Work to do — Without the pictures, repeat the listing character for character.

(Structured figure records)
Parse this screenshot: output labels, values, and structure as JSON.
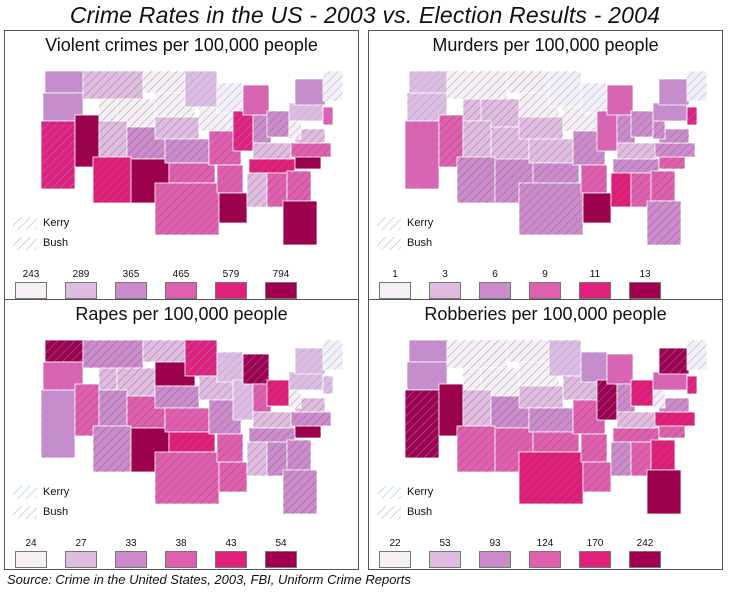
{
  "title": "Crime Rates in the US - 2003 vs. Election Results - 2004",
  "source": "Source: Crime in the United States, 2003, FBI, Uniform Crime Reports",
  "candidate_key": {
    "kerry_label": "Kerry",
    "bush_label": "Bush",
    "kerry_hatch_color": "#6aa3e0",
    "bush_hatch_color": "#333333"
  },
  "palette": [
    "#f6f0f6",
    "#e0bde0",
    "#cc8ccc",
    "#e060b0",
    "#e0207a",
    "#a0004e"
  ],
  "panels": [
    {
      "title": "Violent crimes per 100,000 people",
      "breaks": [
        "243",
        "289",
        "365",
        "465",
        "579",
        "794"
      ]
    },
    {
      "title": "Murders per 100,000 people",
      "breaks": [
        "1",
        "3",
        "6",
        "9",
        "11",
        "13"
      ]
    },
    {
      "title": "Rapes per 100,000 people",
      "breaks": [
        "24",
        "27",
        "33",
        "38",
        "43",
        "54"
      ]
    },
    {
      "title": "Robberies per 100,000 people",
      "breaks": [
        "22",
        "53",
        "93",
        "124",
        "170",
        "242"
      ]
    }
  ]
}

The result —
Parse this screenshot: output labels, values, and structure as JSON.
{
  "title": "Crime Rates in the US - 2003 vs. Election Results - 2004",
  "source": "Source: Crime in the United States, 2003, FBI, Uniform Crime Reports",
  "candidate_key": {
    "kerry_label": "Kerry",
    "bush_label": "Bush",
    "kerry_hatch_color": "#6aa3e0",
    "bush_hatch_color": "#333333"
  },
  "palette": [
    "#f6f0f6",
    "#e0bde0",
    "#cc8ccc",
    "#e060b0",
    "#e0207a",
    "#a0004e"
  ],
  "panels": [
    {
      "title": "Violent crimes per 100,000 people",
      "breaks": [
        "243",
        "289",
        "365",
        "465",
        "579",
        "794"
      ]
    },
    {
      "title": "Murders per 100,000 people",
      "breaks": [
        "1",
        "3",
        "6",
        "9",
        "11",
        "13"
      ]
    },
    {
      "title": "Rapes per 100,000 people",
      "breaks": [
        "24",
        "27",
        "33",
        "38",
        "43",
        "54"
      ]
    },
    {
      "title": "Robberies per 100,000 people",
      "breaks": [
        "22",
        "53",
        "93",
        "124",
        "170",
        "242"
      ]
    }
  ]
}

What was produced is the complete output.